**Your instructions:** For the material that follows, list every line containing the word "orange".

**Record extracts:**
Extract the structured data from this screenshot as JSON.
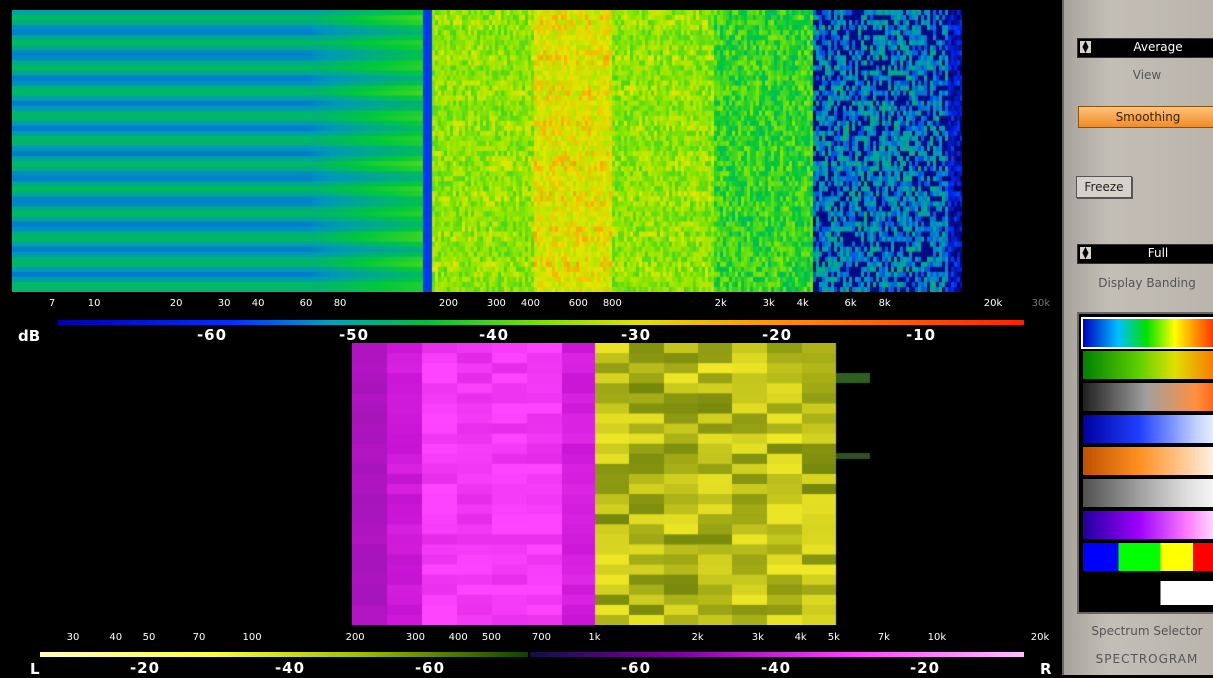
{
  "spectrum_axis": {
    "ticks": [
      {
        "label": "7",
        "f": 7
      },
      {
        "label": "10",
        "f": 10
      },
      {
        "label": "20",
        "f": 20
      },
      {
        "label": "30",
        "f": 30
      },
      {
        "label": "40",
        "f": 40
      },
      {
        "label": "60",
        "f": 60
      },
      {
        "label": "80",
        "f": 80
      },
      {
        "label": "200",
        "f": 200
      },
      {
        "label": "300",
        "f": 300
      },
      {
        "label": "400",
        "f": 400
      },
      {
        "label": "600",
        "f": 600
      },
      {
        "label": "800",
        "f": 800
      },
      {
        "label": "2k",
        "f": 2000
      },
      {
        "label": "3k",
        "f": 3000
      },
      {
        "label": "4k",
        "f": 4000
      },
      {
        "label": "6k",
        "f": 6000
      },
      {
        "label": "8k",
        "f": 8000
      },
      {
        "label": "20k",
        "f": 20000
      },
      {
        "label": "30k",
        "f": 30000,
        "dim": true
      }
    ]
  },
  "db_scale": {
    "unit": "dB",
    "labels": [
      "-60",
      "-50",
      "-40",
      "-30",
      "-20",
      "-10"
    ]
  },
  "stereo_axis": {
    "ticks": [
      {
        "label": "30",
        "f": 30
      },
      {
        "label": "40",
        "f": 40
      },
      {
        "label": "50",
        "f": 50
      },
      {
        "label": "70",
        "f": 70
      },
      {
        "label": "100",
        "f": 100
      },
      {
        "label": "200",
        "f": 200
      },
      {
        "label": "300",
        "f": 300
      },
      {
        "label": "400",
        "f": 400
      },
      {
        "label": "500",
        "f": 500
      },
      {
        "label": "700",
        "f": 700
      },
      {
        "label": "1k",
        "f": 1000
      },
      {
        "label": "2k",
        "f": 2000
      },
      {
        "label": "3k",
        "f": 3000
      },
      {
        "label": "4k",
        "f": 4000
      },
      {
        "label": "5k",
        "f": 5000
      },
      {
        "label": "7k",
        "f": 7000
      },
      {
        "label": "10k",
        "f": 10000
      },
      {
        "label": "20k",
        "f": 20000
      }
    ]
  },
  "stereo_scale": {
    "left_channel": "L",
    "right_channel": "R",
    "left_labels": [
      "-20",
      "-40",
      "-60"
    ],
    "right_labels": [
      "-60",
      "-40",
      "-20"
    ]
  },
  "panel": {
    "view_select": "Average",
    "view_caption": "View",
    "smoothing_label": "Smoothing",
    "freeze_label": "Freeze",
    "banding_select": "Full",
    "banding_caption": "Display Banding",
    "spectrum_selector_caption": "Spectrum Selector",
    "mode_label": "SPECTROGRAM"
  },
  "colors": {
    "panel_bg": "#b9b4ac",
    "smoothing_active": "#ef8c28"
  },
  "palettes": [
    {
      "name": "rainbow",
      "active": true
    },
    {
      "name": "green-orange"
    },
    {
      "name": "gray-orange"
    },
    {
      "name": "blue-white"
    },
    {
      "name": "orange-white"
    },
    {
      "name": "gray-white"
    },
    {
      "name": "purple-white"
    },
    {
      "name": "stepped"
    },
    {
      "name": "black-white"
    }
  ]
}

**Response to this task:**
      "name": "green-orange"
      "name": "gray-orange"
      "name": "orange-white"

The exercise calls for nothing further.